*** Data in this exercise

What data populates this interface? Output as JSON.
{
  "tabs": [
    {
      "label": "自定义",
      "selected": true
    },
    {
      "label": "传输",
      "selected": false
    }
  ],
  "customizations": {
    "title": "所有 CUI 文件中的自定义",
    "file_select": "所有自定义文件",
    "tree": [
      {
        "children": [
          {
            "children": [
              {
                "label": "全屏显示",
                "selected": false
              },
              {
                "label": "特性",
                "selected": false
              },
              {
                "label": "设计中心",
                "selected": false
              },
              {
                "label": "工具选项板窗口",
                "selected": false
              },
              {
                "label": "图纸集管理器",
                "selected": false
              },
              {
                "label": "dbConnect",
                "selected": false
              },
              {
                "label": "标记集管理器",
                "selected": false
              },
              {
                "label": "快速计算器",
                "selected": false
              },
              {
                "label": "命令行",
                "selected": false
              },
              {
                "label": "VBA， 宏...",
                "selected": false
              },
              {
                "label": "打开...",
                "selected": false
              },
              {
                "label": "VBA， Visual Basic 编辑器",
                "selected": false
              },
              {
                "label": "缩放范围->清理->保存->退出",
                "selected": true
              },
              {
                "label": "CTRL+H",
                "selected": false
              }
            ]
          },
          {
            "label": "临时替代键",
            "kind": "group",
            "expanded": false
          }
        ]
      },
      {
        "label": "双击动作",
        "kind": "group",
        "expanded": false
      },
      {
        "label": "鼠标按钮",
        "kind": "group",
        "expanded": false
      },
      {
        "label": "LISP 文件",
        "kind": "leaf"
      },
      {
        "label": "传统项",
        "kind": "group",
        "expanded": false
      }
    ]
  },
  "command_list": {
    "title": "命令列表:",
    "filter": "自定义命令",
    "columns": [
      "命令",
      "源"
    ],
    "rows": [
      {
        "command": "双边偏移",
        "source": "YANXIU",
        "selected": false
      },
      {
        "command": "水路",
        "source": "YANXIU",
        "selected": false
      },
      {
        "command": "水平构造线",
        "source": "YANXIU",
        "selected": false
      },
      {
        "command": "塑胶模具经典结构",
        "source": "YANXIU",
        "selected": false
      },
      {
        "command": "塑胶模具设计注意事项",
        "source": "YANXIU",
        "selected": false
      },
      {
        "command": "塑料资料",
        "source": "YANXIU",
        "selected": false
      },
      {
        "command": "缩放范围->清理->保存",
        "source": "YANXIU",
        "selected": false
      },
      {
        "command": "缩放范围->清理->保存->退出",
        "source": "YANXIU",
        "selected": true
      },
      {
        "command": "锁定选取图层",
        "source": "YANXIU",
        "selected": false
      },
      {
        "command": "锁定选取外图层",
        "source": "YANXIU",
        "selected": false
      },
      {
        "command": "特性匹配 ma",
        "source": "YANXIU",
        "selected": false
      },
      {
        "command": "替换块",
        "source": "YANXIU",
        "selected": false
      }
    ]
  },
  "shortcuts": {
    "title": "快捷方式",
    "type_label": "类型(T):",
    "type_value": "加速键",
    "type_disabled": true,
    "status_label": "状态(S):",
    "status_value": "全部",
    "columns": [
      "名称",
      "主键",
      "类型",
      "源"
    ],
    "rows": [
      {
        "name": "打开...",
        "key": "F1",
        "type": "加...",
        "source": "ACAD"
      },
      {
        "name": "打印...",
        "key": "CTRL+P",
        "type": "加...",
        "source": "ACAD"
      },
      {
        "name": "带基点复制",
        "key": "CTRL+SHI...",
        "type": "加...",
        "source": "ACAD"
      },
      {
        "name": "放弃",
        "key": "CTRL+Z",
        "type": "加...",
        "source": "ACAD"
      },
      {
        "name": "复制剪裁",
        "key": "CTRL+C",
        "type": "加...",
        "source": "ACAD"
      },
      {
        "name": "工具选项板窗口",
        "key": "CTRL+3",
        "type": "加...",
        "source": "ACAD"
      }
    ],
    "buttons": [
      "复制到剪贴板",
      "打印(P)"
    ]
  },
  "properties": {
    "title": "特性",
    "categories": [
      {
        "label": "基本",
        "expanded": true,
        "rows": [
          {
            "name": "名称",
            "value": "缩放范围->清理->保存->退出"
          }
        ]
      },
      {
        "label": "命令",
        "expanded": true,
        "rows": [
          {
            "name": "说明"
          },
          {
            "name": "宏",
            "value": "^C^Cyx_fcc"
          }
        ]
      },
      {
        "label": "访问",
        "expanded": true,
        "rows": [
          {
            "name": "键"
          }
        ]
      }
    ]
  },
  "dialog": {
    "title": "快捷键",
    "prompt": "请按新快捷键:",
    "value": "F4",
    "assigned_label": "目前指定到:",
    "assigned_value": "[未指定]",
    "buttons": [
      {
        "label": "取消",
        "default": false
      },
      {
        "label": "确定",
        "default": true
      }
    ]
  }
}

******

### Given problem
Only a number is wanted: how many lines of the material include the word "CTRL".

### Reply to the exercise
6